Supplied entries:
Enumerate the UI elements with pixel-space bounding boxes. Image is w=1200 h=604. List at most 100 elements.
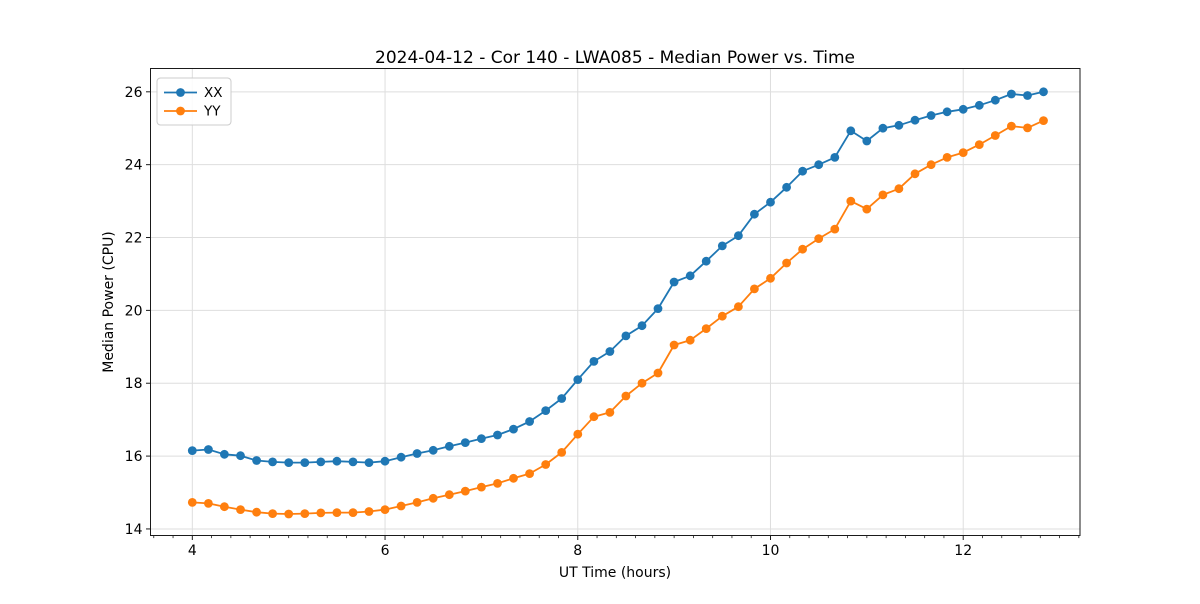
- data-point-xx: [685, 271, 695, 281]
- data-point-yy: [493, 479, 502, 488]
- data-point-yy: [942, 153, 952, 162]
- chart-title: 2024-04-12 - Cor 140 - LWA085 - Median P…: [375, 48, 855, 68]
- data-point-xx: [444, 441, 454, 451]
- data-point-xx: [364, 458, 374, 467]
- data-point-xx: [509, 424, 518, 434]
- data-point-xx: [284, 458, 294, 467]
- data-point-xx: [380, 456, 390, 466]
- data-point-xx: [557, 394, 567, 403]
- data-point-xx: [717, 241, 727, 251]
- data-point-yy: [878, 190, 888, 200]
- data-point-xx: [766, 197, 775, 207]
- data-point-xx: [846, 126, 856, 136]
- data-point-xx: [926, 111, 936, 120]
- data-point-yy: [444, 490, 454, 500]
- data-point-yy: [300, 509, 310, 518]
- legend-label-yy: YY: [203, 104, 221, 120]
- data-point-xx: [782, 182, 791, 192]
- legend-box: [156, 77, 232, 126]
- data-point-xx: [460, 438, 470, 447]
- data-point-xx: [958, 104, 968, 114]
- data-point-xx: [701, 256, 711, 266]
- y-tick-label: 26: [125, 85, 143, 101]
- data-point-yy: [798, 244, 807, 254]
- data-point-yy: [846, 196, 856, 206]
- data-point-yy: [348, 508, 358, 517]
- data-point-yy: [974, 140, 984, 150]
- data-point-xx: [910, 115, 920, 125]
- data-point-xx: [589, 357, 599, 366]
- x-axis-label: UT Time (hours): [559, 565, 671, 581]
- data-point-xx: [653, 304, 663, 313]
- data-point-yy: [380, 505, 390, 514]
- data-point-xx: [220, 449, 229, 459]
- data-point-yy: [653, 368, 663, 378]
- y-tick-label: 14: [125, 522, 143, 538]
- data-point-xx: [493, 430, 502, 440]
- data-point-xx: [316, 457, 326, 467]
- x-tick-label: 6: [381, 543, 390, 559]
- data-point-yy: [477, 482, 486, 492]
- data-point-yy: [589, 412, 599, 422]
- data-point-xx: [428, 445, 438, 455]
- legend-label-xx: XX: [204, 85, 223, 101]
- data-point-yy: [862, 204, 872, 214]
- data-point-xx: [396, 452, 406, 462]
- data-point-yy: [830, 224, 840, 234]
- data-point-xx: [669, 277, 679, 287]
- data-point-xx: [750, 209, 759, 219]
- x-tick-label: 4: [188, 543, 197, 559]
- data-point-yy: [637, 378, 647, 388]
- data-point-yy: [669, 340, 679, 350]
- data-point-yy: [926, 160, 936, 170]
- data-point-yy: [187, 498, 197, 507]
- data-point-xx: [573, 375, 583, 384]
- data-point-yy: [910, 169, 920, 179]
- y-tick-label: 16: [125, 449, 143, 465]
- y-tick-label: 18: [125, 376, 143, 392]
- data-point-xx: [798, 166, 807, 176]
- data-point-xx: [1007, 89, 1016, 99]
- data-point-xx: [990, 95, 1000, 105]
- data-point-yy: [1039, 116, 1048, 125]
- data-point-xx: [894, 120, 904, 130]
- data-point-yy: [1007, 121, 1016, 131]
- data-point-yy: [557, 448, 567, 457]
- data-point-yy: [332, 508, 342, 517]
- data-point-xx: [862, 136, 872, 146]
- data-point-yy: [1023, 123, 1032, 133]
- data-point-yy: [766, 273, 775, 283]
- data-point-xx: [204, 445, 213, 454]
- y-tick-label: 20: [125, 303, 143, 319]
- data-point-yy: [509, 473, 518, 483]
- data-point-xx: [621, 331, 631, 341]
- x-tick-label: 10: [762, 543, 780, 559]
- data-point-yy: [894, 184, 904, 194]
- data-point-xx: [268, 457, 277, 467]
- data-point-yy: [428, 493, 438, 503]
- data-point-yy: [204, 499, 213, 508]
- data-point-yy: [814, 234, 824, 244]
- data-point-yy: [621, 391, 631, 401]
- y-axis-label: Median Power (CPU): [101, 231, 117, 373]
- data-point-yy: [220, 502, 229, 512]
- data-point-xx: [942, 107, 952, 117]
- data-point-xx: [830, 153, 840, 162]
- data-point-yy: [268, 509, 277, 518]
- data-point-xx: [974, 100, 984, 110]
- data-point-yy: [685, 335, 695, 345]
- data-point-yy: [717, 311, 727, 321]
- data-point-yy: [701, 324, 711, 333]
- data-point-yy: [252, 507, 261, 517]
- data-point-yy: [284, 509, 294, 519]
- data-point-yy: [236, 505, 245, 514]
- data-point-xx: [477, 434, 486, 443]
- data-point-xx: [541, 406, 551, 415]
- data-point-yy: [525, 469, 534, 478]
- data-point-xx: [525, 417, 534, 426]
- data-point-xx: [252, 456, 261, 465]
- data-point-yy: [316, 508, 326, 518]
- data-point-yy: [750, 284, 759, 294]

The exercise: Can you reproduce every line of the material above word for word, leaving out the pictures?

Solution below:
Enumerate the UI elements with pixel-space bounding boxes. Image is w=1200 h=604. List at most 100 elements.
- data-point-xx: [685, 271, 695, 281]
- data-point-yy: [493, 479, 502, 488]
- data-point-yy: [942, 153, 952, 162]
- chart-title: 2024-04-12 - Cor 140 - LWA085 - Median P…: [375, 48, 855, 68]
- data-point-xx: [444, 441, 454, 451]
- data-point-xx: [364, 458, 374, 467]
- data-point-xx: [509, 424, 518, 434]
- data-point-xx: [284, 458, 294, 467]
- data-point-xx: [380, 456, 390, 466]
- data-point-xx: [557, 394, 567, 403]
- data-point-xx: [717, 241, 727, 251]
- data-point-yy: [878, 190, 888, 200]
- data-point-xx: [766, 197, 775, 207]
- data-point-xx: [846, 126, 856, 136]
- data-point-xx: [926, 111, 936, 120]
- data-point-yy: [444, 490, 454, 500]
- data-point-yy: [300, 509, 310, 518]
- legend-label-yy: YY: [203, 104, 221, 120]
- data-point-xx: [782, 182, 791, 192]
- legend-box: [156, 77, 232, 126]
- data-point-xx: [460, 438, 470, 447]
- data-point-xx: [958, 104, 968, 114]
- data-point-xx: [701, 256, 711, 266]
- y-tick-label: 26: [125, 85, 143, 101]
- data-point-yy: [798, 244, 807, 254]
- data-point-yy: [846, 196, 856, 206]
- data-point-yy: [348, 508, 358, 517]
- data-point-yy: [974, 140, 984, 150]
- data-point-xx: [910, 115, 920, 125]
- data-point-xx: [589, 357, 599, 366]
- x-axis-label: UT Time (hours): [559, 565, 671, 581]
- data-point-xx: [653, 304, 663, 313]
- data-point-yy: [380, 505, 390, 514]
- data-point-xx: [220, 449, 229, 459]
- data-point-yy: [653, 368, 663, 378]
- y-tick-label: 14: [125, 522, 143, 538]
- data-point-xx: [493, 430, 502, 440]
- data-point-xx: [316, 457, 326, 467]
- x-tick-label: 6: [381, 543, 390, 559]
- data-point-yy: [477, 482, 486, 492]
- data-point-yy: [589, 412, 599, 422]
- data-point-xx: [428, 445, 438, 455]
- legend-label-xx: XX: [204, 85, 223, 101]
- data-point-yy: [862, 204, 872, 214]
- data-point-xx: [396, 452, 406, 462]
- data-point-yy: [830, 224, 840, 234]
- data-point-xx: [669, 277, 679, 287]
- data-point-xx: [750, 209, 759, 219]
- x-tick-label: 4: [188, 543, 197, 559]
- data-point-yy: [637, 378, 647, 388]
- data-point-yy: [669, 340, 679, 350]
- data-point-yy: [926, 160, 936, 170]
- data-point-yy: [187, 498, 197, 507]
- data-point-xx: [573, 375, 583, 384]
- data-point-yy: [910, 169, 920, 179]
- y-tick-label: 16: [125, 449, 143, 465]
- y-tick-label: 18: [125, 376, 143, 392]
- data-point-xx: [798, 166, 807, 176]
- data-point-xx: [1007, 89, 1016, 99]
- data-point-xx: [990, 95, 1000, 105]
- data-point-yy: [1039, 116, 1048, 125]
- data-point-xx: [894, 120, 904, 130]
- data-point-yy: [1007, 121, 1016, 131]
- data-point-yy: [557, 448, 567, 457]
- data-point-yy: [332, 508, 342, 517]
- data-point-xx: [862, 136, 872, 146]
- data-point-yy: [1023, 123, 1032, 133]
- data-point-yy: [766, 273, 775, 283]
- data-point-xx: [204, 445, 213, 454]
- y-tick-label: 20: [125, 303, 143, 319]
- data-point-yy: [509, 473, 518, 483]
- data-point-xx: [621, 331, 631, 341]
- x-tick-label: 10: [762, 543, 780, 559]
- data-point-yy: [894, 184, 904, 194]
- data-point-xx: [268, 457, 277, 467]
- data-point-yy: [428, 493, 438, 503]
- data-point-yy: [204, 499, 213, 508]
- data-point-yy: [814, 234, 824, 244]
- data-point-yy: [621, 391, 631, 401]
- y-axis-label: Median Power (CPU): [101, 231, 117, 373]
- data-point-yy: [220, 502, 229, 512]
- data-point-xx: [942, 107, 952, 117]
- data-point-xx: [830, 153, 840, 162]
- data-point-yy: [268, 509, 277, 518]
- data-point-xx: [974, 100, 984, 110]
- data-point-yy: [685, 335, 695, 345]
- data-point-yy: [717, 311, 727, 321]
- data-point-yy: [701, 324, 711, 333]
- data-point-yy: [252, 507, 261, 517]
- data-point-yy: [284, 509, 294, 519]
- data-point-yy: [236, 505, 245, 514]
- data-point-xx: [477, 434, 486, 443]
- data-point-xx: [541, 406, 551, 415]
- data-point-yy: [525, 469, 534, 478]
- data-point-xx: [525, 417, 534, 426]
- data-point-xx: [252, 456, 261, 465]
- data-point-yy: [316, 508, 326, 518]
- data-point-yy: [750, 284, 759, 294]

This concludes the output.